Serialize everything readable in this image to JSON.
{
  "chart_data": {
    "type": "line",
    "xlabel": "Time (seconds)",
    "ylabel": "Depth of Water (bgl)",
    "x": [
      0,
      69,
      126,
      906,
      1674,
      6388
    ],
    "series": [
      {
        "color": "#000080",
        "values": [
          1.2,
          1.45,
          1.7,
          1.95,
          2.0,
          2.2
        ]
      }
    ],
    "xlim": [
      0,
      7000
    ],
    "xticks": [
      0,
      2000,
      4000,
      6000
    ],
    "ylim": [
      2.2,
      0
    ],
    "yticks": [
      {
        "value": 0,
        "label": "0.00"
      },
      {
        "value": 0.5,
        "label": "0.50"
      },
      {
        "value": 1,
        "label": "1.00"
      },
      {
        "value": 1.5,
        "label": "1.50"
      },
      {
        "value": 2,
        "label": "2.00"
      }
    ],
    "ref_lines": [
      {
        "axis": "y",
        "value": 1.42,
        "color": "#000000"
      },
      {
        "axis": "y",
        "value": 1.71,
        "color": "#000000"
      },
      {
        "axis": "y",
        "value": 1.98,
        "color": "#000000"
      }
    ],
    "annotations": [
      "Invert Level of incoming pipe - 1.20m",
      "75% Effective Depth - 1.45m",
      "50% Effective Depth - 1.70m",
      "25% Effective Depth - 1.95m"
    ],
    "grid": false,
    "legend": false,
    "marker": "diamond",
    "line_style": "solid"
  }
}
------------------------------
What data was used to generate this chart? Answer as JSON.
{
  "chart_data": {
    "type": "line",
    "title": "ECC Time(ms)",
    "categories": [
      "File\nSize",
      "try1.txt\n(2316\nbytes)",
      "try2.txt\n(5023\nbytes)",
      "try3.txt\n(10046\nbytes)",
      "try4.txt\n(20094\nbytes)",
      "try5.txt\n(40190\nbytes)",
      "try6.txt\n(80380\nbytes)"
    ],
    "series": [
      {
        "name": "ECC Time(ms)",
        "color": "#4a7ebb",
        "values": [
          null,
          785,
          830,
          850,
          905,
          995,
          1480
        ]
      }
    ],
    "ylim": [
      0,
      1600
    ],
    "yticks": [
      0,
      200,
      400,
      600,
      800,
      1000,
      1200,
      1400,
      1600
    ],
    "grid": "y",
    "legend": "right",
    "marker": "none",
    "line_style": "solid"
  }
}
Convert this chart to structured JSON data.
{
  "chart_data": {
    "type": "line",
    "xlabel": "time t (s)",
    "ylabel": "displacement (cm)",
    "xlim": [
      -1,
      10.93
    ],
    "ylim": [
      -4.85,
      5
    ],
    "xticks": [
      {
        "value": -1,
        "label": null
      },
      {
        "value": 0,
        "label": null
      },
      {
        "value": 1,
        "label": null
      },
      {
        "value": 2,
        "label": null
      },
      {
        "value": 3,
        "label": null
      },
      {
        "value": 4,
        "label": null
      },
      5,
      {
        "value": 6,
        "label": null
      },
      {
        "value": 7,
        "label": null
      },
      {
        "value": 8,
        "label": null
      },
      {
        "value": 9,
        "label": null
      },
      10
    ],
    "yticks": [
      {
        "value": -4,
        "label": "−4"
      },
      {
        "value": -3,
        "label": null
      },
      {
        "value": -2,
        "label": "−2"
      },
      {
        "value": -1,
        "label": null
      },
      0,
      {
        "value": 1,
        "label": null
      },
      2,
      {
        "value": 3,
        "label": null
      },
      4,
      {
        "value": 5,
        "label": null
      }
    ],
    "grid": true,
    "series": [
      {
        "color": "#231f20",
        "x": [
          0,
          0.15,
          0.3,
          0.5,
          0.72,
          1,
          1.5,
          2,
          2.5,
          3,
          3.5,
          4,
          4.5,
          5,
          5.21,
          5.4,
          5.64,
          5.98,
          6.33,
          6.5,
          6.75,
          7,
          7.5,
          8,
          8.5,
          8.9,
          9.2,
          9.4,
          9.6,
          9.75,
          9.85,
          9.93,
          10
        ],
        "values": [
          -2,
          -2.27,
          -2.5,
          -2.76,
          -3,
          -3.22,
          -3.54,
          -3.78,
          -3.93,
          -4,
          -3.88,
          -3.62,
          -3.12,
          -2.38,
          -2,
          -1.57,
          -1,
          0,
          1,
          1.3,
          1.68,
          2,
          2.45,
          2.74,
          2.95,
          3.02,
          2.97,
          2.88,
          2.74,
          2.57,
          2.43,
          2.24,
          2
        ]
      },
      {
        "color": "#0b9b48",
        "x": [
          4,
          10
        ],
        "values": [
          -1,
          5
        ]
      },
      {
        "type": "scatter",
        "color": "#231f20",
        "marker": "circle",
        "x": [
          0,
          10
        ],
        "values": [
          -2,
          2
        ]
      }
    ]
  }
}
------------------------------
§ **THE EXERCISE**: Lines containing the word "marker" must all be returned from the material above.

§ **THE RESPONSE**:
    "marker": "diamond",
    "marker": "none",
        "marker": "circle",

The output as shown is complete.